THE REQUEST: Please find all lines in the data that hold the string "المجوسي" and copy them.

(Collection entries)
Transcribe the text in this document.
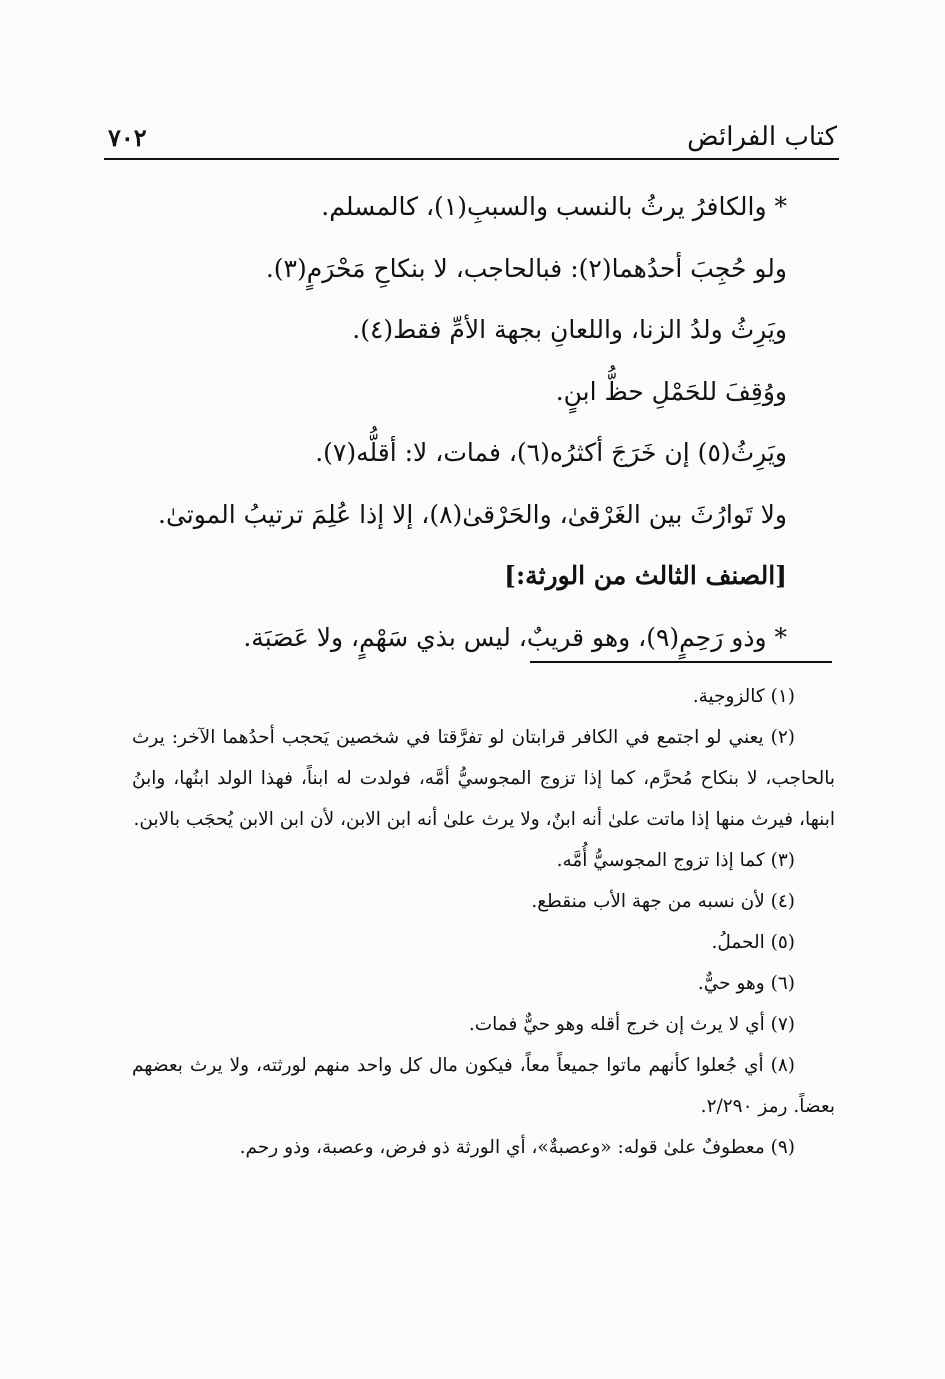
٧٠٢	كتاب الفرائض
* والكافرُ يرثُ بالنسب والسببِ(١)، كالمسلم.
ولو حُجِبَ أحدُهما(٢): فبالحاجب، لا بنكاحِ مَحْرَمٍ(٣).
ويَرِثُ ولدُ الزنا، واللعانِ بجهة الأمِّ فقط(٤).
ووُقِفَ للحَمْلِ حظُّ ابنٍ.
ويَرِثُ(٥) إن خَرَجَ أكثرُه(٦)، فمات، لا: أقلُّه(٧).
ولا تَوارُثَ بين الغَرْقىٰ، والحَرْقىٰ(٨)، إلا إذا عُلِمَ ترتيبُ الموتىٰ.
[الصنف الثالث من الورثة:]
* وذو رَحِمٍ(٩)، وهو قريبٌ، ليس بذي سَهْمٍ، ولا عَصَبَة.

(١) كالزوجية.

(٢) يعني لو اجتمع في الكافر قرابتان لو تفرَّقتا في شخصين يَحجب أحدُهما الآخر: يرث بالحاجب، لا بنكاح مُحرَّم، كما إذا تزوج المجوسيُّ أمَّه، فولدت له ابناً، فهذا الولد ابنُها، وابنُ ابنها، فيرث منها إذا ماتت علىٰ أنه ابنٌ، ولا يرث علىٰ أنه ابن الابن، لأن ابن الابن يُحجَب بالابن.

(٣) كما إذا تزوج المجوسيُّ أُمَّه.

(٤) لأن نسبه من جهة الأب منقطع.

(٥) الحملُ.

(٦) وهو حيٌّ.

(٧) أي لا يرث إن خرج أقله وهو حيٌّ فمات.

(٨) أي جُعلوا كأنهم ماتوا جميعاً معاً، فيكون مال كل واحد منهم لورثته، ولا يرث بعضهم بعضاً. رمز ٢/٢٩٠.

(٩) معطوفٌ علىٰ قوله: «وعصبةٌ»، أي الورثة ذو فرض، وعصبة، وذو رحم.
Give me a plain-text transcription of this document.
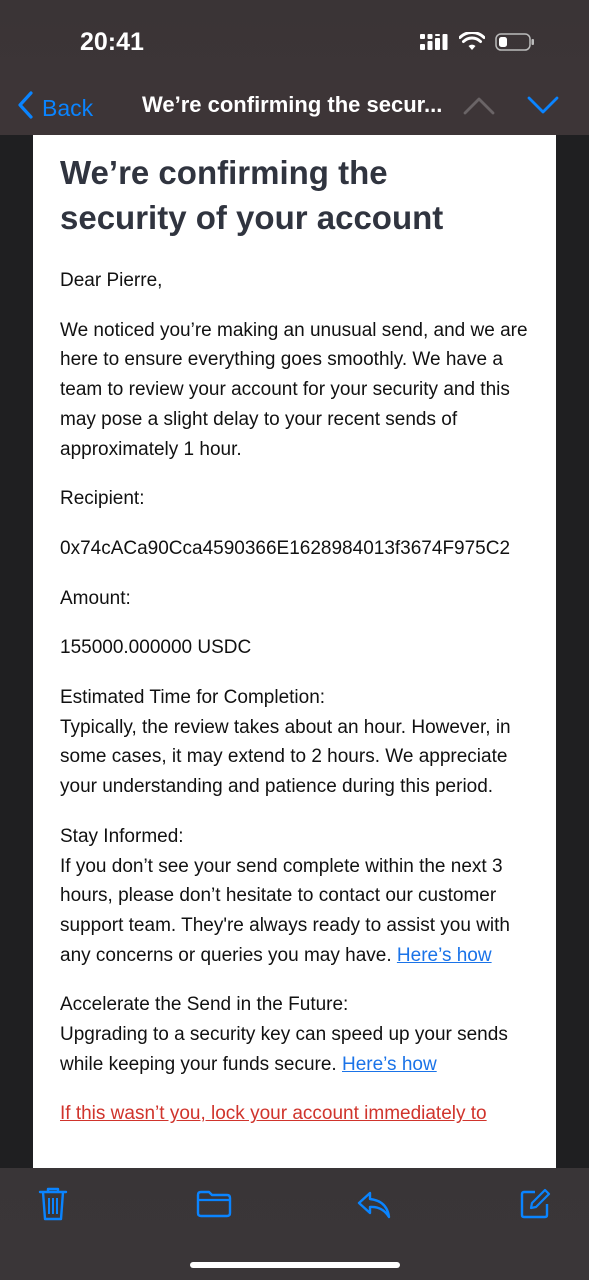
20:41
Back We’re confirming the secur...
We’re confirming the security of your account

Dear Pierre,

We noticed you’re making an unusual send, and we are here to ensure everything goes smoothly. We have a team to review your account for your security and this may pose a slight delay to your recent sends of approximately 1 hour.

Recipient:

0x74cACa90Cca4590366E1628984013f3674F975C2

Amount:

155000.000000 USDC

Estimated Time for Completion:

Typically, the review takes about an hour. However, in some cases, it may extend to 2 hours. We appreciate your understanding and patience during this period.

Stay Informed:

If you don’t see your send complete within the next 3 hours, please don’t hesitate to contact our customer support team. They're always ready to assist you with any concerns or queries you may have. Here’s how

Accelerate the Send in the Future:

Upgrading to a security key can speed up your sends while keeping your funds secure. Here’s how

If this wasn’t you, lock your account immediately to
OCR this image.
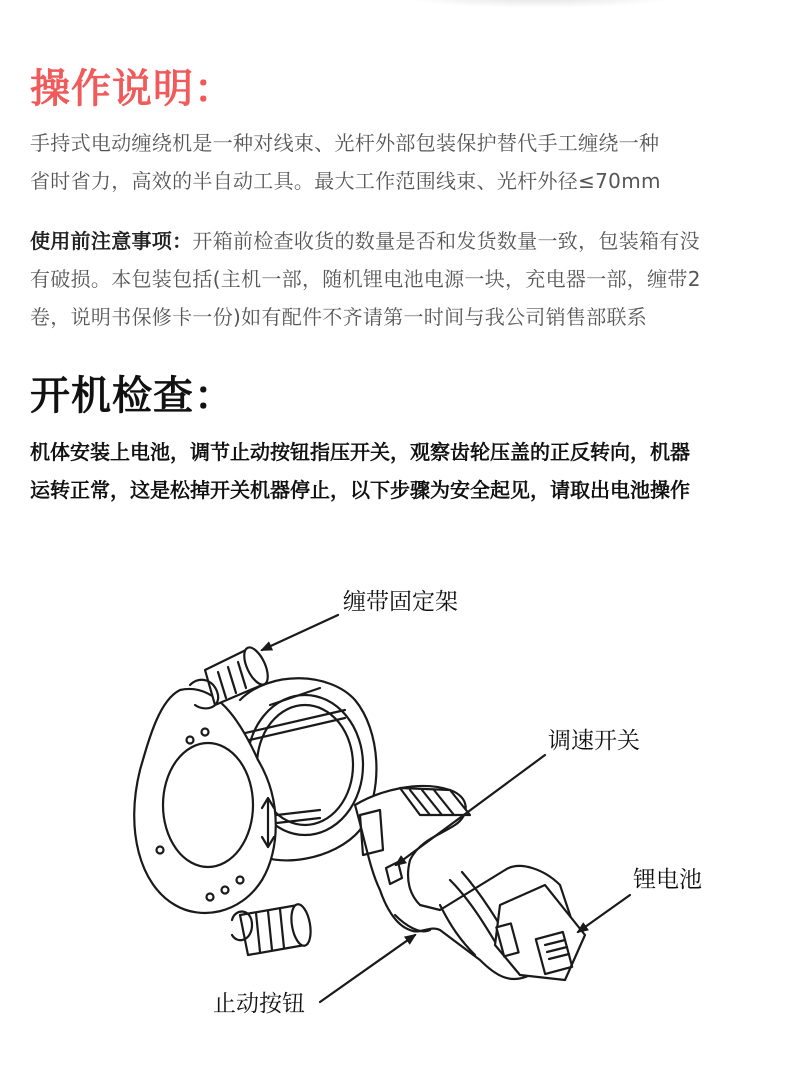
操作说明：

手持式电动缠绕机是一种对线束、光杆外部包装保护替代手工缠绕一种
省时省力，高效的半自动工具。最大工作范围线束、光杆外径≤70mm

使用前注意事项：开箱前检查收货的数量是否和发货数量一致，包装箱有没
有破损。本包装包括(主机一部，随机锂电池电源一块，充电器一部，缠带2
卷，说明书保修卡一份)如有配件不齐请第一时间与我公司销售部联系

开机检查：

机体安装上电池，调节止动按钮指压开关，观察齿轮压盖的正反转向，机器
运转正常，这是松掉开关机器停止，以下步骤为安全起见，请取出电池操作

缠带固定架
调速开关
锂电池
止动按钮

COMPLETED TASK:
(٢) يعني لو اجتمع في الكافر قرابتان لو تفرَّقتا في شخصين يَحجب أحدُهما الآخر: يرث بالحاجب، لا بنكاح مُحرَّم، كما إذا تزوج المجوسيُّ أمَّه، فولدت له ابناً، فهذا الولد ابنُها، وابنُ ابنها، فيرث منها إذا ماتت علىٰ أنه ابنٌ، ولا يرث علىٰ أنه ابن الابن، لأن ابن الابن يُحجَب بالابن.
(٣) كما إذا تزوج المجوسيُّ أُمَّه.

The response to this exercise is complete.